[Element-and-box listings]

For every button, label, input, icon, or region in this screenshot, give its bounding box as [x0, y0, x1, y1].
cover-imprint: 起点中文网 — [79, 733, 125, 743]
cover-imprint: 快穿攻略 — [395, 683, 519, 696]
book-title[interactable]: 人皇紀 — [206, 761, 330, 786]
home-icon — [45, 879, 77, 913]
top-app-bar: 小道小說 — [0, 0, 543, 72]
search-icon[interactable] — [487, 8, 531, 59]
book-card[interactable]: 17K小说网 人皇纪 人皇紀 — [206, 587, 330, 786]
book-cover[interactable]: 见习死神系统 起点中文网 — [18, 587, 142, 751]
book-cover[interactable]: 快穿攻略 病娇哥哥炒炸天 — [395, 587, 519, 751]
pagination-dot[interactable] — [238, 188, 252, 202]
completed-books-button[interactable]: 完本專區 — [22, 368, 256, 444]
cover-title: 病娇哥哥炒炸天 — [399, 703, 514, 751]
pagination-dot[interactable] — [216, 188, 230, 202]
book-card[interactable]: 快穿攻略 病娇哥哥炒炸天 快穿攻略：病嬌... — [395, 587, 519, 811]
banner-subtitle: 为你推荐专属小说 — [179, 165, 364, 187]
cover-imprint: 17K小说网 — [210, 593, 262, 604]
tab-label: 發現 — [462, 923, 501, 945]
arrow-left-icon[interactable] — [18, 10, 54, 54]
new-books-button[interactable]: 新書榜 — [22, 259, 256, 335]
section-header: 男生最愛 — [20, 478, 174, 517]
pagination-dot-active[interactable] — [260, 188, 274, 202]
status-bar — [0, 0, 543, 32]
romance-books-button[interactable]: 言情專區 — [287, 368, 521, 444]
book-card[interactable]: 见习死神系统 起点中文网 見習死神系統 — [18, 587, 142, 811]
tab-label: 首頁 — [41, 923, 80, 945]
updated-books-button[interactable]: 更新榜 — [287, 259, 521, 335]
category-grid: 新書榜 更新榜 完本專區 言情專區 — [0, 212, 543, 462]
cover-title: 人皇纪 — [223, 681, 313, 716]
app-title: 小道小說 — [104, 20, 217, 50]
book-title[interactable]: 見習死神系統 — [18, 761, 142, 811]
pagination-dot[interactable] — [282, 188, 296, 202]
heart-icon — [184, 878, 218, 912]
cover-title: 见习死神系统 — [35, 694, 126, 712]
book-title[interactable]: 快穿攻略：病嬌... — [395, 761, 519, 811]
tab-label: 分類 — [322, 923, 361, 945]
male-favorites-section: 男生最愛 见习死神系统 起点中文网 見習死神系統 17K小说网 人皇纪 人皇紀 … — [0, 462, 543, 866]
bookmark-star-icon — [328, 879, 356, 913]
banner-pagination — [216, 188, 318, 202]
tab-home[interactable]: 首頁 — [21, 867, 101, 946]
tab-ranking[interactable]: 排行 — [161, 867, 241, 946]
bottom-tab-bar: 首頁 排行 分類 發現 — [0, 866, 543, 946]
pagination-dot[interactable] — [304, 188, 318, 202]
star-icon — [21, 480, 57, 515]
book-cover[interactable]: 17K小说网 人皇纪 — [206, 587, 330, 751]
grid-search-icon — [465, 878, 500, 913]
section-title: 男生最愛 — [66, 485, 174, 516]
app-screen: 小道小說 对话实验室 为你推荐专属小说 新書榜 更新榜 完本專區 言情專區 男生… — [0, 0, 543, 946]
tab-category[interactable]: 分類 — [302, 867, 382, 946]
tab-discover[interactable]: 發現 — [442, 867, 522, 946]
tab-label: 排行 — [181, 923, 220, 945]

...

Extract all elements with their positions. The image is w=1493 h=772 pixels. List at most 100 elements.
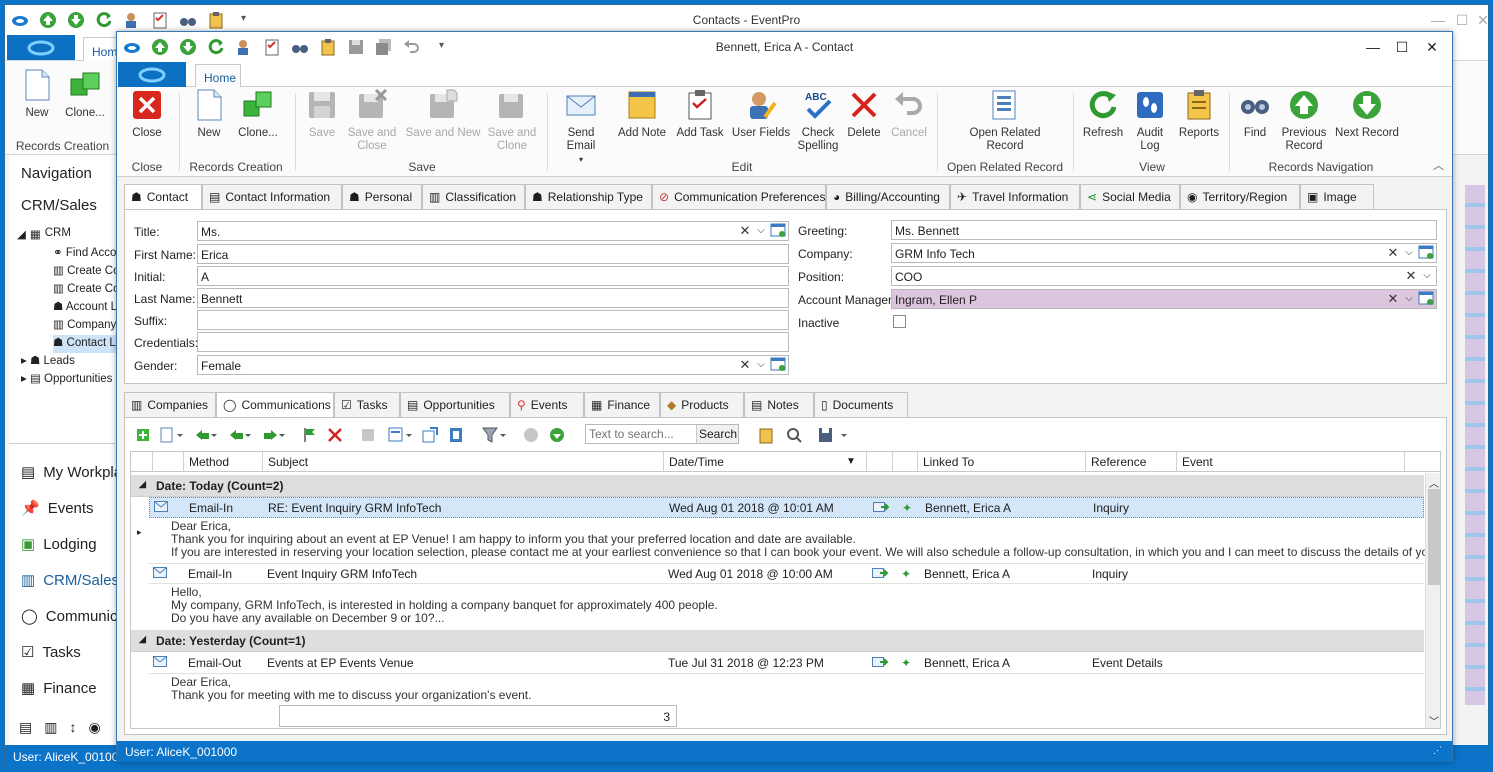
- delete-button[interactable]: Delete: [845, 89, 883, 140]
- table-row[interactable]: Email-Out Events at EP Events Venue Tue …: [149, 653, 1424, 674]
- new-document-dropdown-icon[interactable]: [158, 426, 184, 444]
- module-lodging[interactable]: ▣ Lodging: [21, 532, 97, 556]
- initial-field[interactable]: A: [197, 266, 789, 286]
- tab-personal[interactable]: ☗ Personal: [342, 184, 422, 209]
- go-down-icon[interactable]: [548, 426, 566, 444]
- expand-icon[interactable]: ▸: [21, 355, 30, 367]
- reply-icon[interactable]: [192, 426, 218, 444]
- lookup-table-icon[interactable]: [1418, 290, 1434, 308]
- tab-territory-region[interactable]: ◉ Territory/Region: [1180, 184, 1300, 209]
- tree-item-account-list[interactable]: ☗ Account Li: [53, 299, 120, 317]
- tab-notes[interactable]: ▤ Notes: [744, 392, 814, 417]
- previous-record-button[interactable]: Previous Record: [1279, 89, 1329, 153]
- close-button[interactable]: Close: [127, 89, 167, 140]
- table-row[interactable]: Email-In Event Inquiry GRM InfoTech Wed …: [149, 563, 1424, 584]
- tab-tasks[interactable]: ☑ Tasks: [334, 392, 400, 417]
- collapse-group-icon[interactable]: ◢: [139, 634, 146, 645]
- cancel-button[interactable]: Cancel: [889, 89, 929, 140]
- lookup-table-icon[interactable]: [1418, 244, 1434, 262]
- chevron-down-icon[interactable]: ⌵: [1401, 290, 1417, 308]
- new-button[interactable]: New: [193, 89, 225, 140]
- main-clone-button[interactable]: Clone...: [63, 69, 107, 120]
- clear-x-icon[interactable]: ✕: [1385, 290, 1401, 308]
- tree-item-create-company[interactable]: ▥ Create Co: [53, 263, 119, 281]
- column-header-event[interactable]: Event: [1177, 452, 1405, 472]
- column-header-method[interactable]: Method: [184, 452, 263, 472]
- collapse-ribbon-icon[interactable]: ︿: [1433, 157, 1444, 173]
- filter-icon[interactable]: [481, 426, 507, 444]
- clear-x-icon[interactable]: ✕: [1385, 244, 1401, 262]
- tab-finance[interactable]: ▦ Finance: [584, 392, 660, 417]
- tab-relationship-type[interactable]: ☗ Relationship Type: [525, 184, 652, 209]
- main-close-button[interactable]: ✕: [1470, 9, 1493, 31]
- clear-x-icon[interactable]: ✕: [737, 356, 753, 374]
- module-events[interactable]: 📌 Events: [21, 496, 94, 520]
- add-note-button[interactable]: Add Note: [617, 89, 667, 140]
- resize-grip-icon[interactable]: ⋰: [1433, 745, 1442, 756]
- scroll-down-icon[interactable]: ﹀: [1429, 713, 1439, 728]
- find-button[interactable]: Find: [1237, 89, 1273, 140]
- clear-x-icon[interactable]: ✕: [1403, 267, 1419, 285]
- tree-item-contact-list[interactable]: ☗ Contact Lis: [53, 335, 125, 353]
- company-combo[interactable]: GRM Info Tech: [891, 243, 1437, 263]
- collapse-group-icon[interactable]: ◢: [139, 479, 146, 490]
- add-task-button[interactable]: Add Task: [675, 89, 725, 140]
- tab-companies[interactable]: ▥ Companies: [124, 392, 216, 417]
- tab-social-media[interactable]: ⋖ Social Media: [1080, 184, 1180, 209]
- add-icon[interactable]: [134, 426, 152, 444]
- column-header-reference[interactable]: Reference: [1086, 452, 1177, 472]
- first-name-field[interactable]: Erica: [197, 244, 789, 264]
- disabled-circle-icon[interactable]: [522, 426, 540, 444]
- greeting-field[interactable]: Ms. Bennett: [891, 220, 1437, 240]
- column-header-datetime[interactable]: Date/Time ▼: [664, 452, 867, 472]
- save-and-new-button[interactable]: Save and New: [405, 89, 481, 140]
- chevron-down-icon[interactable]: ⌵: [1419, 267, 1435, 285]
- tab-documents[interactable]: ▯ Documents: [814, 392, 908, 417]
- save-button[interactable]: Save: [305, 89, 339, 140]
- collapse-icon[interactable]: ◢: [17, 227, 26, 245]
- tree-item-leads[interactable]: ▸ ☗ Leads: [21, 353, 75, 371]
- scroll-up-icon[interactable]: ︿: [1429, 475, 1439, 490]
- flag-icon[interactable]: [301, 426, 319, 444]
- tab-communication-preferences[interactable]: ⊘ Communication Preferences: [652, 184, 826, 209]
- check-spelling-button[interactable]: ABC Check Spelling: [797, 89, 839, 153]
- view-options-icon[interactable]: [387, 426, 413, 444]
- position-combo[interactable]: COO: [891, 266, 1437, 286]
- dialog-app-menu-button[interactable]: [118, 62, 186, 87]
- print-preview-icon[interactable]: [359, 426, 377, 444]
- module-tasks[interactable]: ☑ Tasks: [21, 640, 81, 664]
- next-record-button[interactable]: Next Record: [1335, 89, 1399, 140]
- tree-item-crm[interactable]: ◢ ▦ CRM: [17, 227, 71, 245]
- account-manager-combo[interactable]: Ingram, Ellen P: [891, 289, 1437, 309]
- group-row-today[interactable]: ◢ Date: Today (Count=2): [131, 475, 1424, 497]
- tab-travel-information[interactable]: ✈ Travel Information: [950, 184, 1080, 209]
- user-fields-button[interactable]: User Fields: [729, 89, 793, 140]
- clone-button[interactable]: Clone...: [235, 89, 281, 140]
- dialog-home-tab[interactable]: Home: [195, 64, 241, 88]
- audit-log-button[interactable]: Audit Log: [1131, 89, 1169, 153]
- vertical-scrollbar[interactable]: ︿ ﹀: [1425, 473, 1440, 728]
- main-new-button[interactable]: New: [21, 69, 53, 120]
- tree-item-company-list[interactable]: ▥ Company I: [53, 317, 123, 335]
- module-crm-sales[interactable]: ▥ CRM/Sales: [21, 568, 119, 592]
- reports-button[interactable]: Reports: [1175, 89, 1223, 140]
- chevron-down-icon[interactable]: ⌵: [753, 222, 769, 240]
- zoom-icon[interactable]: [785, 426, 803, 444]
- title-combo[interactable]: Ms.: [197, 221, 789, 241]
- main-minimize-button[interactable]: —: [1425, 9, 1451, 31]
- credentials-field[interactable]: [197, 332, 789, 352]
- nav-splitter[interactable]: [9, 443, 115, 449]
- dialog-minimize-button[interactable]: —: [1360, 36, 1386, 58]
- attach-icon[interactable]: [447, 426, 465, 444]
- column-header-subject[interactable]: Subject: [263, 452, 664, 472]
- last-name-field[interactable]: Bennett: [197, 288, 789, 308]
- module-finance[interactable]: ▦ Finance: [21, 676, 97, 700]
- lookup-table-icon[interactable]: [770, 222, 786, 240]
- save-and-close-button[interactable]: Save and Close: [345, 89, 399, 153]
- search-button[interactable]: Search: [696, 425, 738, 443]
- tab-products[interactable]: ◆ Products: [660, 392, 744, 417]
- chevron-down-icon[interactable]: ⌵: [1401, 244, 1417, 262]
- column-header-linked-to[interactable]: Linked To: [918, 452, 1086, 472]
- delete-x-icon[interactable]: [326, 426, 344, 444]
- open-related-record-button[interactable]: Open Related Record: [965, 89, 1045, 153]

- _Work instructions_: Can you reproduce the lines of the records word for word, starting with the line that contains "For every button, label, input, icon, or" and ending after the line that contains "top-app-bar: 小道小說 — [0, 0, 543, 72]"?

- _Written response_:
For every button, label, input, icon, or region in this screenshot, give its bounding box as [x0, y0, x1, y1].
cover-imprint: 起点中文网 — [79, 733, 125, 743]
cover-imprint: 快穿攻略 — [395, 683, 519, 696]
book-title[interactable]: 人皇紀 — [206, 761, 330, 786]
home-icon — [45, 879, 77, 913]
top-app-bar: 小道小說 — [0, 0, 543, 72]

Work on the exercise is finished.